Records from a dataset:
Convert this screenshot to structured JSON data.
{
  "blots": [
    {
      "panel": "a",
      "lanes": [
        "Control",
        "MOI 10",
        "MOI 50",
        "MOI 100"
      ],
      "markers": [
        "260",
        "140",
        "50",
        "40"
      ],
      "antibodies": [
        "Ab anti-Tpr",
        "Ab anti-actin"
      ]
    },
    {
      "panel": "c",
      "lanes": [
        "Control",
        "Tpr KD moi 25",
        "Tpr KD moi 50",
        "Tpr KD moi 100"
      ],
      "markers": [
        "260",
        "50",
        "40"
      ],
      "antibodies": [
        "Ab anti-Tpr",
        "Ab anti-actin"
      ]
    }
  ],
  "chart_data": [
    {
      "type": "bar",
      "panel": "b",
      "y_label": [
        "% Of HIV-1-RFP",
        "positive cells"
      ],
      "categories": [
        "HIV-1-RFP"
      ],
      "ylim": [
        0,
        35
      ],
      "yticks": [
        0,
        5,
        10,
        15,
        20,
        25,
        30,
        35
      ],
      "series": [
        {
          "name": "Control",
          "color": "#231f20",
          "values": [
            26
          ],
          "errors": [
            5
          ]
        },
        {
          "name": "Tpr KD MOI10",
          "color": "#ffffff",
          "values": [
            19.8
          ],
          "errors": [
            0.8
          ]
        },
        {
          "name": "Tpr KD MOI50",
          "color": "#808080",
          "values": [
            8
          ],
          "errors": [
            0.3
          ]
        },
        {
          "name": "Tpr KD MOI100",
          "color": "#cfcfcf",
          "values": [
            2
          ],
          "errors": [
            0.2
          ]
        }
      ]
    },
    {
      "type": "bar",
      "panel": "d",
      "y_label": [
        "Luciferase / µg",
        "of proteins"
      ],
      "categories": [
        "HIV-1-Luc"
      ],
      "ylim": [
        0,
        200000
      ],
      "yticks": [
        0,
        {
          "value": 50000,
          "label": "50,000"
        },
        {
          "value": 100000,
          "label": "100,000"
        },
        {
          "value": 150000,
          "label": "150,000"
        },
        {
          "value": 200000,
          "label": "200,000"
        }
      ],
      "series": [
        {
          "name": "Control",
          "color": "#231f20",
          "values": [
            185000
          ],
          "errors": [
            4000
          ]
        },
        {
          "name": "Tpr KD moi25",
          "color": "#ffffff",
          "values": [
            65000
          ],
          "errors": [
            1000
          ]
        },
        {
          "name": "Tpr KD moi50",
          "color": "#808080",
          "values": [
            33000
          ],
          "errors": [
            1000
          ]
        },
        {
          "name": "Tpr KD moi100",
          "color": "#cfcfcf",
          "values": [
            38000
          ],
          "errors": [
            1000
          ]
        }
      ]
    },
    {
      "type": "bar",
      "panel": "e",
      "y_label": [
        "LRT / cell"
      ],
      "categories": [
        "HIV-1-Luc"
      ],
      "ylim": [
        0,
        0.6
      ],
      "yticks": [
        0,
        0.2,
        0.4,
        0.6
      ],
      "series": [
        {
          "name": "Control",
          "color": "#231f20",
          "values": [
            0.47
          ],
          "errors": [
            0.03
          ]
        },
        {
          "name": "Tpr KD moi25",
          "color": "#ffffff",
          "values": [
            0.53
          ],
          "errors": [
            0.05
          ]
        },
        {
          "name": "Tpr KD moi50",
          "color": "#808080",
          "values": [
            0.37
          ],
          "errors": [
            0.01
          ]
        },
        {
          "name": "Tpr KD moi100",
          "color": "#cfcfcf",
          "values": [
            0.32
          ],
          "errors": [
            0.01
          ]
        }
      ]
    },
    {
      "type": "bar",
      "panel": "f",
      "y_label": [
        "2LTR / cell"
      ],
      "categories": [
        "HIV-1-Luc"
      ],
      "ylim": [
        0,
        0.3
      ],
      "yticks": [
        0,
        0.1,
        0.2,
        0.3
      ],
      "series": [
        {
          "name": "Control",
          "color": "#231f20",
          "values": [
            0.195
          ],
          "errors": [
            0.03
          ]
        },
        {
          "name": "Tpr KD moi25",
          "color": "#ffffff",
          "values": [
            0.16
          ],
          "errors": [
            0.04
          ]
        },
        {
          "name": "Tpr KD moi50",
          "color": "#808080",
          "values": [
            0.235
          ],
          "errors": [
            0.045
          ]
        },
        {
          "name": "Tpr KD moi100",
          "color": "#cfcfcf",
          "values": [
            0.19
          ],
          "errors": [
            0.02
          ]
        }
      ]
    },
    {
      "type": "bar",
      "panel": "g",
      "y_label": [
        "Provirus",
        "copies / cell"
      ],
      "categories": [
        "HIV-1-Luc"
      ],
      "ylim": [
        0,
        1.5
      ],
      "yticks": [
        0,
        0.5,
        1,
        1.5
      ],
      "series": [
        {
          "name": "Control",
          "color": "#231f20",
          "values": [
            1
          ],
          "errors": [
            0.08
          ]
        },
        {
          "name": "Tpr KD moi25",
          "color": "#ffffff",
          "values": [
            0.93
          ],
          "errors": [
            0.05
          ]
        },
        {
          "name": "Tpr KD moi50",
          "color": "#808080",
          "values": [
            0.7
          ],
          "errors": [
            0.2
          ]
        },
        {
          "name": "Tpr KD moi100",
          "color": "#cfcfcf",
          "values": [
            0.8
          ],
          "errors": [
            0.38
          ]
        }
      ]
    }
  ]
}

» Your objective
Check each line of the records for "panel" and copy the ones that contain it.

» Result for this task
      "panel": "a",
      "panel": "c",
      "panel": "b",
      "panel": "d",
      "panel": "e",
      "panel": "f",
      "panel": "g",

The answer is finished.